What the task requires: Can you copy out the data exactly? Leave the images out.

(Records that describe figures)
· · · ·
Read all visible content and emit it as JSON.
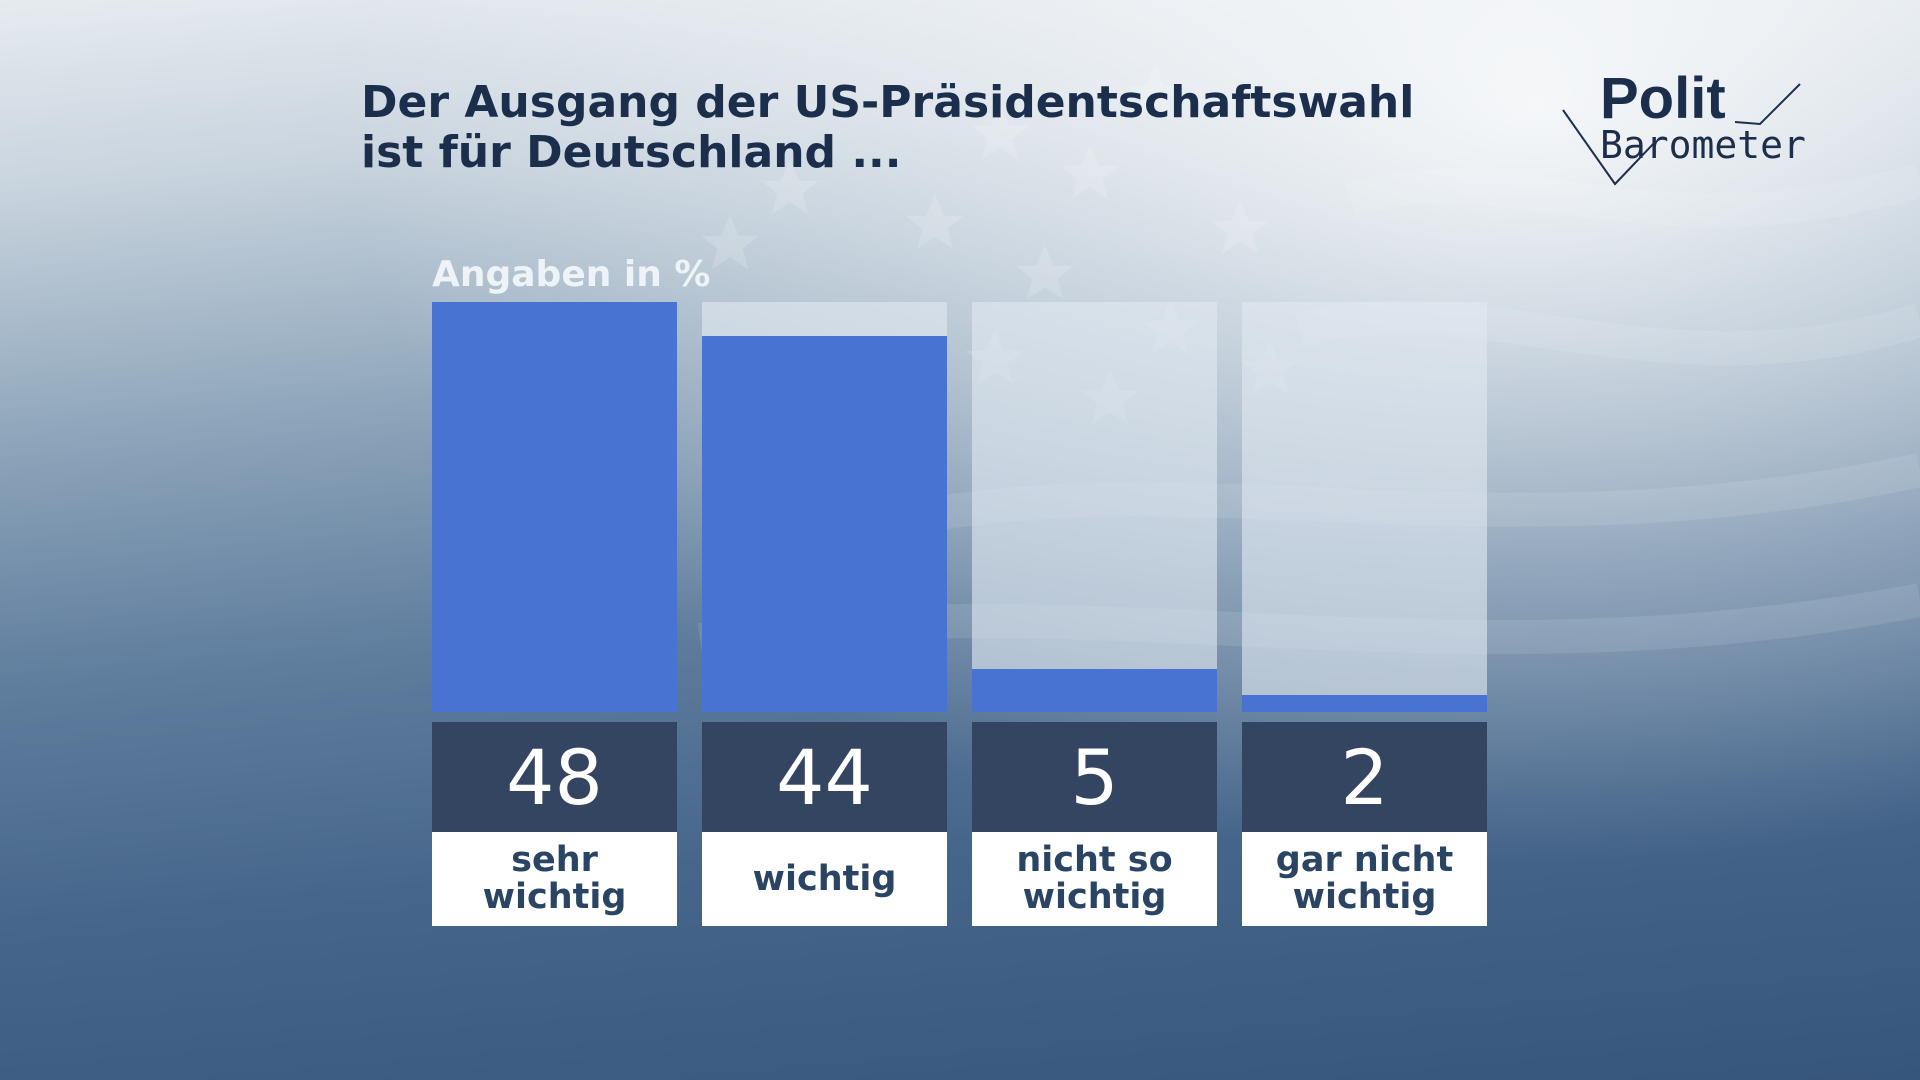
{
  "title_lines": [
    "Der Ausgang der US-Präsidentschaftswahl",
    "ist für Deutschland ..."
  ],
  "logo": {
    "text_top": "Polit",
    "text_bottom": "Barometer"
  },
  "chart_data": {
    "type": "bar",
    "title": "Der Ausgang der US-Präsidentschaftswahl ist für Deutschland ...",
    "unit_label": "Angaben in %",
    "categories": [
      "sehr wichtig",
      "wichtig",
      "nicht so wichtig",
      "gar nicht wichtig"
    ],
    "values": [
      48,
      44,
      5,
      2
    ],
    "ylim": [
      0,
      48
    ],
    "grid": false,
    "legend": "none",
    "colors": {
      "bar": "#4873d3",
      "value_box": "#334560",
      "title": "#1b2f4d",
      "label_text": "#2a4463"
    }
  }
}
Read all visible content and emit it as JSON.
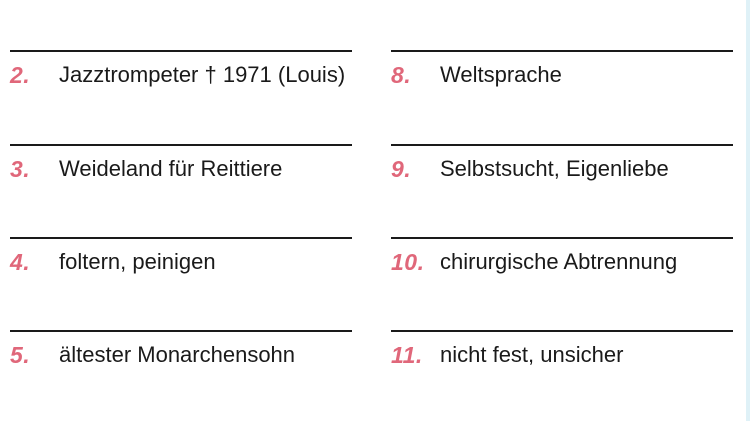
{
  "left_column": [
    {
      "number": "2.",
      "clue": "Jazztrompeter † 1971 (Louis)"
    },
    {
      "number": "3.",
      "clue": "Weideland für Reittiere"
    },
    {
      "number": "4.",
      "clue": "foltern, peinigen"
    },
    {
      "number": "5.",
      "clue": "ältester Monarchensohn"
    }
  ],
  "right_column": [
    {
      "number": "8.",
      "clue": "Weltsprache"
    },
    {
      "number": "9.",
      "clue": "Selbstsucht, Eigenliebe"
    },
    {
      "number": "10.",
      "clue": "chirurgische Abtrennung"
    },
    {
      "number": "11.",
      "clue": "nicht fest, unsicher"
    }
  ],
  "colors": {
    "number": "#e0677a",
    "text": "#1a1a1a",
    "line": "#1a1a1a",
    "edge": "#dff1f7"
  }
}
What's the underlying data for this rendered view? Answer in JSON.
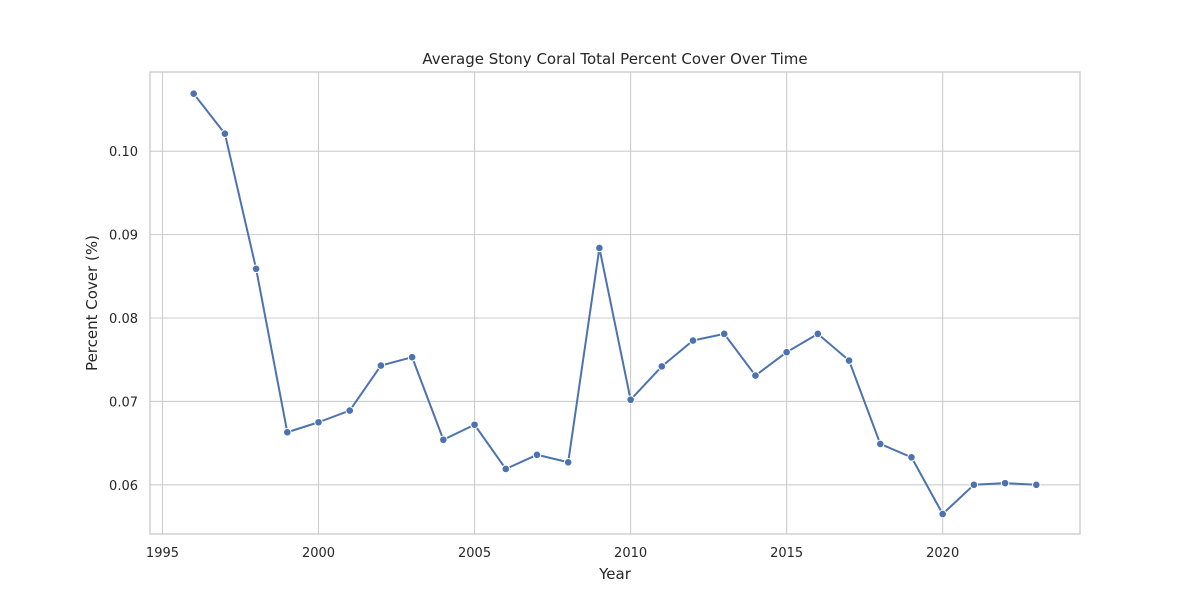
{
  "chart_data": {
    "type": "line",
    "title": "Average Stony Coral Total Percent Cover Over Time",
    "xlabel": "Year",
    "ylabel": "Percent Cover (%)",
    "xlim": [
      1994.6,
      2024.4
    ],
    "ylim": [
      0.0541,
      0.1095
    ],
    "xticks": [
      1995,
      2000,
      2005,
      2010,
      2015,
      2020
    ],
    "yticks": [
      0.06,
      0.07,
      0.08,
      0.09,
      0.1
    ],
    "ytick_labels": [
      "0.06",
      "0.07",
      "0.08",
      "0.09",
      "0.10"
    ],
    "grid": true,
    "marker": "circle",
    "color": "#4c72b0",
    "x": [
      1996,
      1997,
      1998,
      1999,
      2000,
      2001,
      2002,
      2003,
      2004,
      2005,
      2006,
      2007,
      2008,
      2009,
      2010,
      2011,
      2012,
      2013,
      2014,
      2015,
      2016,
      2017,
      2018,
      2019,
      2020,
      2021,
      2022,
      2023
    ],
    "y": [
      0.1069,
      0.1021,
      0.0859,
      0.0663,
      0.0675,
      0.0689,
      0.0743,
      0.0753,
      0.0654,
      0.0672,
      0.0619,
      0.0636,
      0.0627,
      0.0884,
      0.0702,
      0.0742,
      0.0773,
      0.0781,
      0.0731,
      0.0759,
      0.0781,
      0.0749,
      0.0649,
      0.0633,
      0.0565,
      0.06,
      0.0602,
      0.06
    ]
  }
}
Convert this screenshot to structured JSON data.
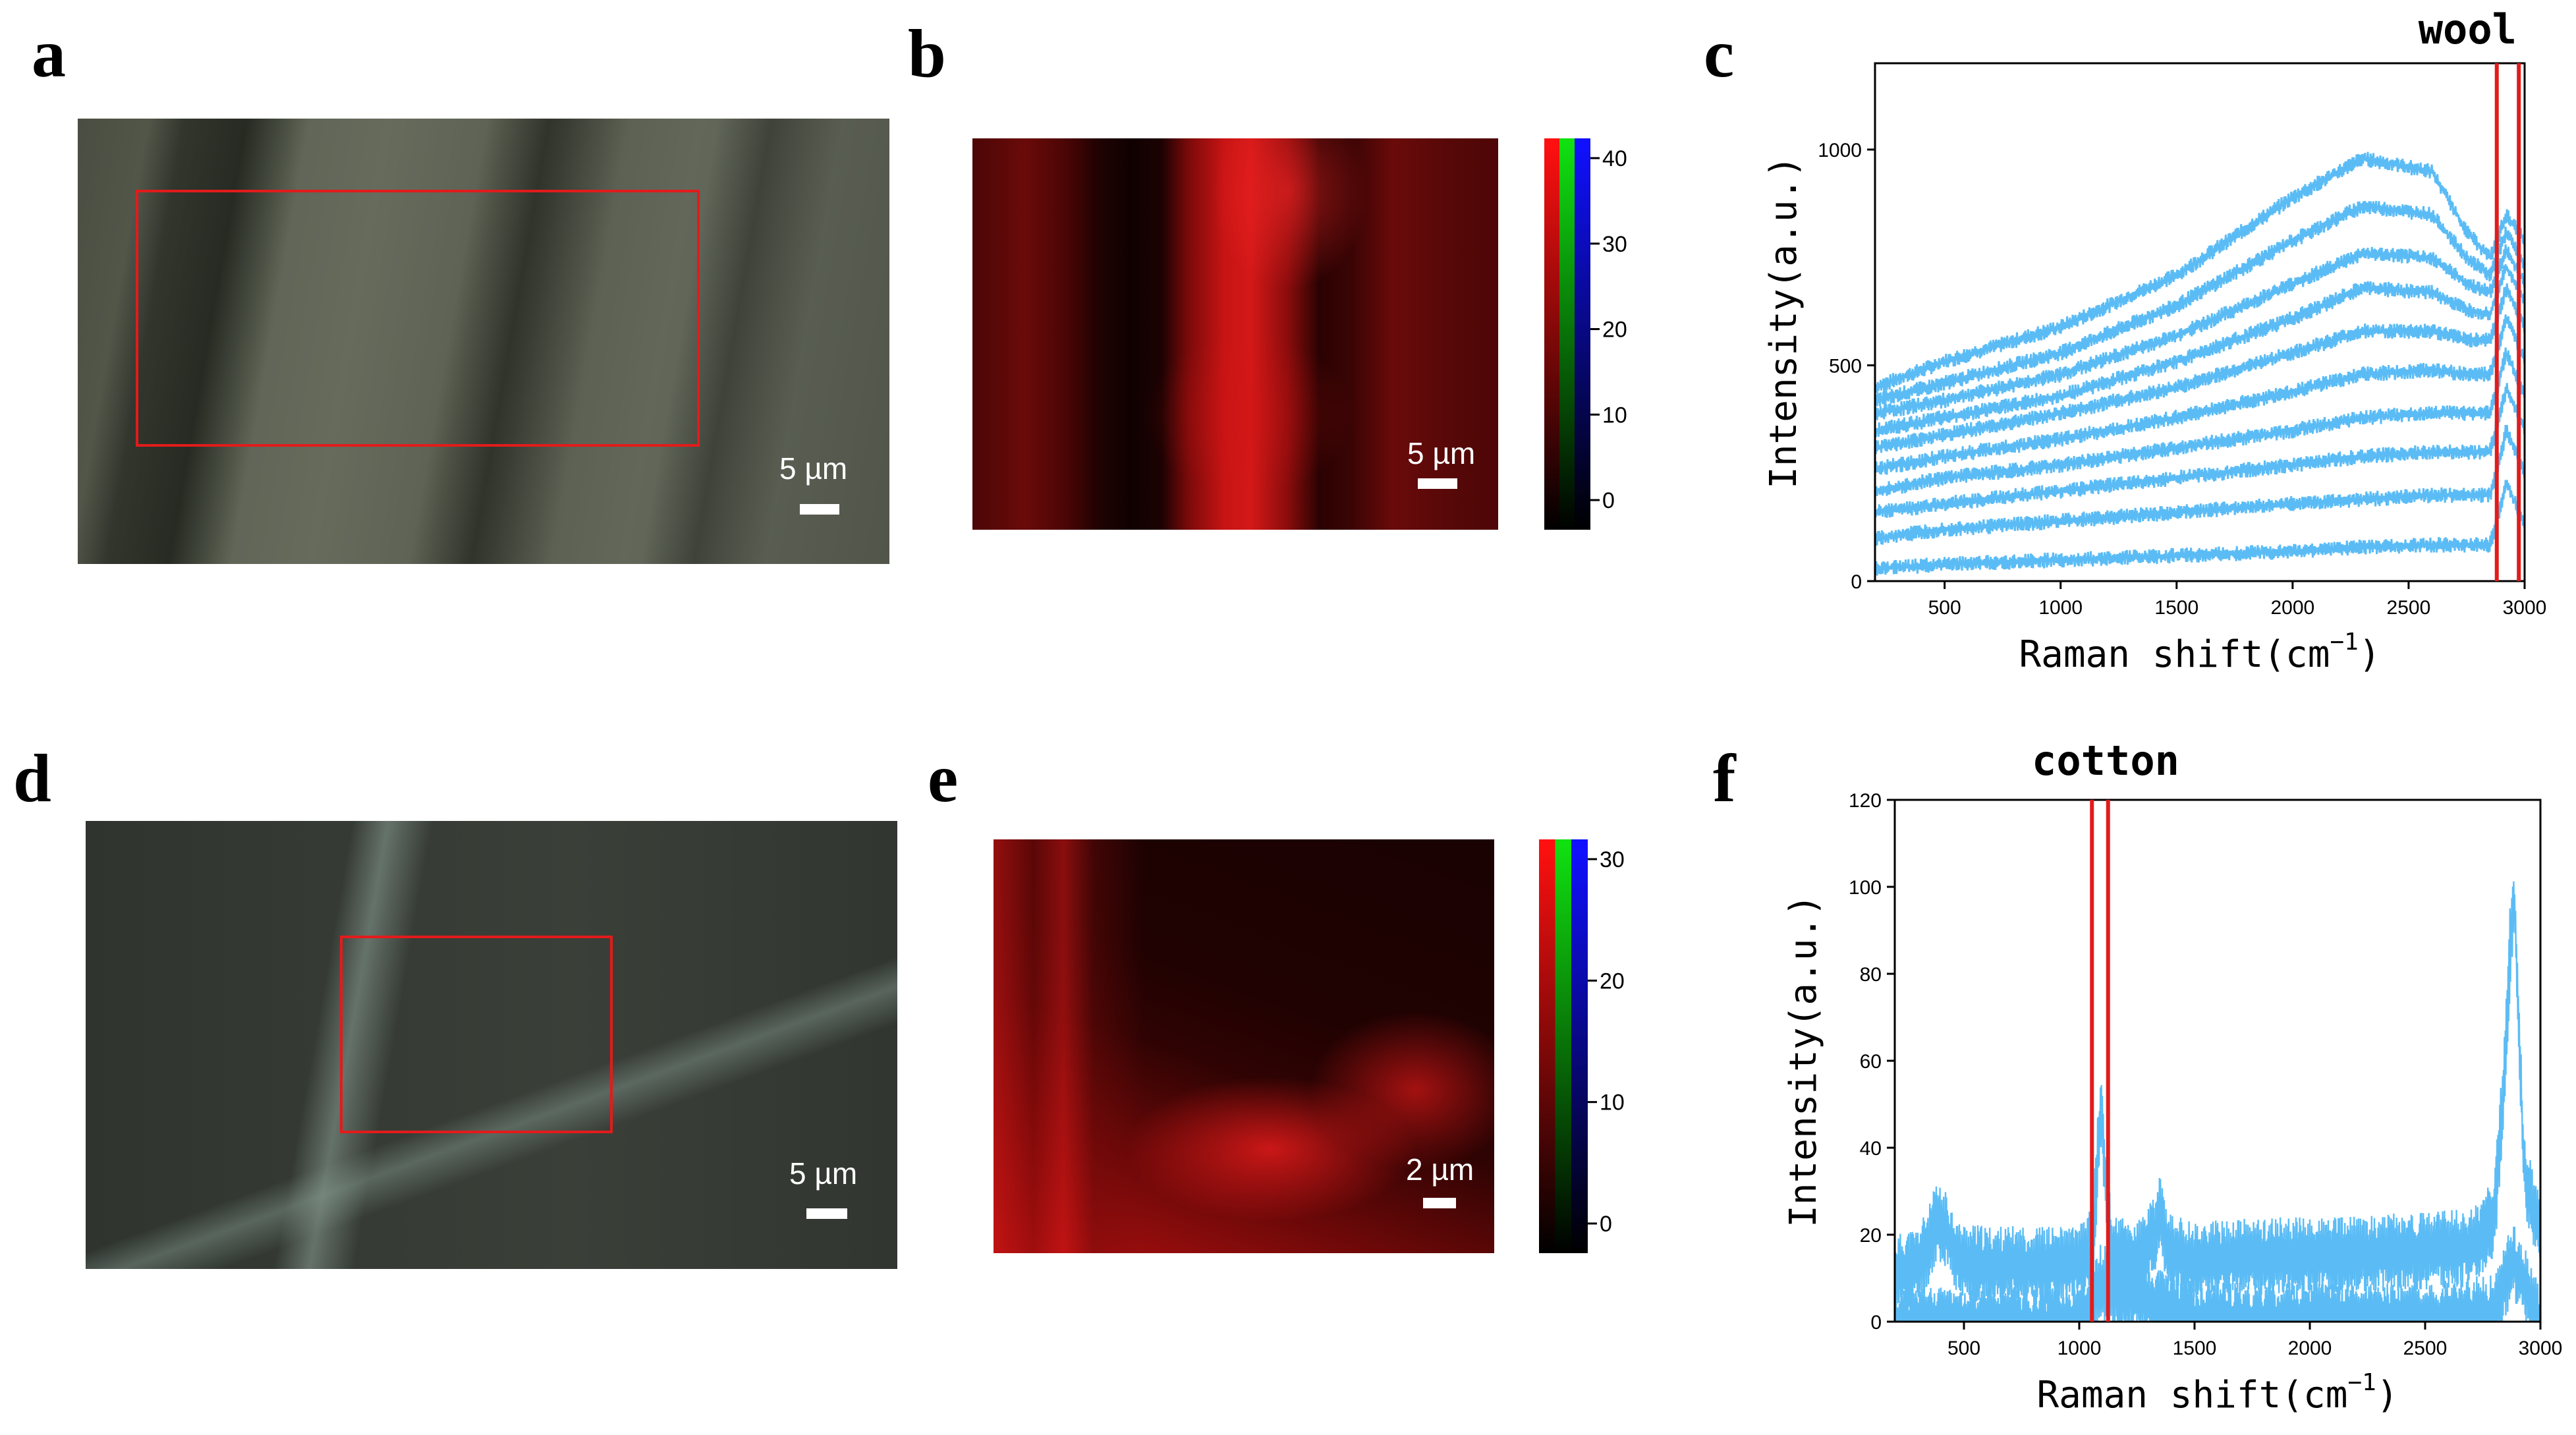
· · · ·
Written response:
Read all visible content and emit it as JSON.
{
  "title_lines": [
    "Der Ausgang der US-Präsidentschaftswahl",
    "ist für Deutschland ..."
  ],
  "logo": {
    "text_top": "Polit",
    "text_bottom": "Barometer"
  },
  "chart_data": {
    "type": "bar",
    "title": "Der Ausgang der US-Präsidentschaftswahl ist für Deutschland ...",
    "unit_label": "Angaben in %",
    "categories": [
      "sehr wichtig",
      "wichtig",
      "nicht so wichtig",
      "gar nicht wichtig"
    ],
    "values": [
      48,
      44,
      5,
      2
    ],
    "ylim": [
      0,
      48
    ],
    "grid": false,
    "legend": "none",
    "colors": {
      "bar": "#4873d3",
      "value_box": "#334560",
      "title": "#1b2f4d",
      "label_text": "#2a4463"
    }
  }
}
Read all visible content and emit it as JSON.
{
  "left_column": [
    {
      "number": "2.",
      "clue": "Jazztrompeter † 1971 (Louis)"
    },
    {
      "number": "3.",
      "clue": "Weideland für Reittiere"
    },
    {
      "number": "4.",
      "clue": "foltern, peinigen"
    },
    {
      "number": "5.",
      "clue": "ältester Monarchensohn"
    }
  ],
  "right_column": [
    {
      "number": "8.",
      "clue": "Weltsprache"
    },
    {
      "number": "9.",
      "clue": "Selbstsucht, Eigenliebe"
    },
    {
      "number": "10.",
      "clue": "chirurgische Abtrennung"
    },
    {
      "number": "11.",
      "clue": "nicht fest, unsicher"
    }
  ],
  "colors": {
    "number": "#e0677a",
    "text": "#1a1a1a",
    "line": "#1a1a1a",
    "edge": "#dff1f7"
  }
}
What's the underlying data for this rendered view? Answer in JSON.
{
  "chart_data": {
    "type": "line",
    "title": "Average Stony Coral Total Percent Cover Over Time",
    "xlabel": "Year",
    "ylabel": "Percent Cover (%)",
    "xlim": [
      1994.6,
      2024.4
    ],
    "ylim": [
      0.0541,
      0.1095
    ],
    "xticks": [
      1995,
      2000,
      2005,
      2010,
      2015,
      2020
    ],
    "yticks": [
      0.06,
      0.07,
      0.08,
      0.09,
      0.1
    ],
    "ytick_labels": [
      "0.06",
      "0.07",
      "0.08",
      "0.09",
      "0.10"
    ],
    "grid": true,
    "marker": "circle",
    "color": "#4c72b0",
    "x": [
      1996,
      1997,
      1998,
      1999,
      2000,
      2001,
      2002,
      2003,
      2004,
      2005,
      2006,
      2007,
      2008,
      2009,
      2010,
      2011,
      2012,
      2013,
      2014,
      2015,
      2016,
      2017,
      2018,
      2019,
      2020,
      2021,
      2022,
      2023
    ],
    "y": [
      0.1069,
      0.1021,
      0.0859,
      0.0663,
      0.0675,
      0.0689,
      0.0743,
      0.0753,
      0.0654,
      0.0672,
      0.0619,
      0.0636,
      0.0627,
      0.0884,
      0.0702,
      0.0742,
      0.0773,
      0.0781,
      0.0731,
      0.0759,
      0.0781,
      0.0749,
      0.0649,
      0.0633,
      0.0565,
      0.06,
      0.0602,
      0.06
    ]
  }
}
Convert this screenshot to structured JSON data.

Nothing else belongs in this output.